== To do ==
Restate the entire listing word for word.

== Source data ==
<<<<

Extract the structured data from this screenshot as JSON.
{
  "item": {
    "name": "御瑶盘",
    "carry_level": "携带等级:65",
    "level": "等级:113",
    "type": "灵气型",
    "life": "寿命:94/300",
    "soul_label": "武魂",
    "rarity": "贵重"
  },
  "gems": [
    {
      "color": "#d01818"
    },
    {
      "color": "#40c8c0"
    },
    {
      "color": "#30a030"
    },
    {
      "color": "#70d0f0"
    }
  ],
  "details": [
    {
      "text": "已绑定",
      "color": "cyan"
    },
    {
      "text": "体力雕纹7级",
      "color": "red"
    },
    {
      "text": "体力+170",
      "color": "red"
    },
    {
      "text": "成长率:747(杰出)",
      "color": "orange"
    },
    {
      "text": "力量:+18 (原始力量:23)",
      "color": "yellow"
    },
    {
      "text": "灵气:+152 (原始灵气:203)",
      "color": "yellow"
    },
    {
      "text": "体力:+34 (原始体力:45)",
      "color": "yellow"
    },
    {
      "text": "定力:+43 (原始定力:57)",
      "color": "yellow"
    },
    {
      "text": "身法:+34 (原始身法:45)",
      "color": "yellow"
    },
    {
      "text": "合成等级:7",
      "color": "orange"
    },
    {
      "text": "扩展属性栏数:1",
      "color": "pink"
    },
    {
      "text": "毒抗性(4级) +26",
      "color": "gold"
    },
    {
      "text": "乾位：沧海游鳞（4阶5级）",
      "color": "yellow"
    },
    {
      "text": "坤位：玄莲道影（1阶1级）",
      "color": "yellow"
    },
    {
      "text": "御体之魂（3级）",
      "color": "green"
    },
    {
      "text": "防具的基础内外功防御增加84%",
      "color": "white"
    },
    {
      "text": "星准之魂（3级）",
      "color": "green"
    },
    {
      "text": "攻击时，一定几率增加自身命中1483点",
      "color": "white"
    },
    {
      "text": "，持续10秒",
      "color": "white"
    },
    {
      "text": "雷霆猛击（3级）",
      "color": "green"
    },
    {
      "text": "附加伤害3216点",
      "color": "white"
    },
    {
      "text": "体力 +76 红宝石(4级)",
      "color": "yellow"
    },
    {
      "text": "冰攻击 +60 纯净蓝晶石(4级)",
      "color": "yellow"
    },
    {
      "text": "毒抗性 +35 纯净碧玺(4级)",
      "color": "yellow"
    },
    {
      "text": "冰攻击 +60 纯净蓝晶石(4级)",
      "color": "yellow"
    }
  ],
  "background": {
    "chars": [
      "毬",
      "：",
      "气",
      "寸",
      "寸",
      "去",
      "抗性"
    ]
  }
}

>>>>

== Answer in full ==
Extract the structured data from this screenshot as JSON.
{
  "item": {
    "name": "御瑶盘",
    "carry_level": "携带等级:65",
    "level": "等级:113",
    "type": "灵气型",
    "life": "寿命:94/300",
    "soul_label": "武魂",
    "rarity": "贵重"
  },
  "gems": [
    {
      "color": "#d01818"
    },
    {
      "color": "#40c8c0"
    },
    {
      "color": "#30a030"
    },
    {
      "color": "#70d0f0"
    }
  ],
  "details": [
    {
      "text": "已绑定",
      "color": "cyan"
    },
    {
      "text": "体力雕纹7级",
      "color": "red"
    },
    {
      "text": "体力+170",
      "color": "red"
    },
    {
      "text": "成长率:747(杰出)",
      "color": "orange"
    },
    {
      "text": "力量:+18 (原始力量:23)",
      "color": "yellow"
    },
    {
      "text": "灵气:+152 (原始灵气:203)",
      "color": "yellow"
    },
    {
      "text": "体力:+34 (原始体力:45)",
      "color": "yellow"
    },
    {
      "text": "定力:+43 (原始定力:57)",
      "color": "yellow"
    },
    {
      "text": "身法:+34 (原始身法:45)",
      "color": "yellow"
    },
    {
      "text": "合成等级:7",
      "color": "orange"
    },
    {
      "text": "扩展属性栏数:1",
      "color": "pink"
    },
    {
      "text": "毒抗性(4级) +26",
      "color": "gold"
    },
    {
      "text": "乾位：沧海游鳞（4阶5级）",
      "color": "yellow"
    },
    {
      "text": "坤位：玄莲道影（1阶1级）",
      "color": "yellow"
    },
    {
      "text": "御体之魂（3级）",
      "color": "green"
    },
    {
      "text": "防具的基础内外功防御增加84%",
      "color": "white"
    },
    {
      "text": "星准之魂（3级）",
      "color": "green"
    },
    {
      "text": "攻击时，一定几率增加自身命中1483点",
      "color": "white"
    },
    {
      "text": "，持续10秒",
      "color": "white"
    },
    {
      "text": "雷霆猛击（3级）",
      "color": "green"
    },
    {
      "text": "附加伤害3216点",
      "color": "white"
    },
    {
      "text": "体力 +76 红宝石(4级)",
      "color": "yellow"
    },
    {
      "text": "冰攻击 +60 纯净蓝晶石(4级)",
      "color": "yellow"
    },
    {
      "text": "毒抗性 +35 纯净碧玺(4级)",
      "color": "yellow"
    },
    {
      "text": "冰攻击 +60 纯净蓝晶石(4级)",
      "color": "yellow"
    }
  ],
  "background": {
    "chars": [
      "毬",
      "：",
      "气",
      "寸",
      "寸",
      "去",
      "抗性"
    ]
  }
}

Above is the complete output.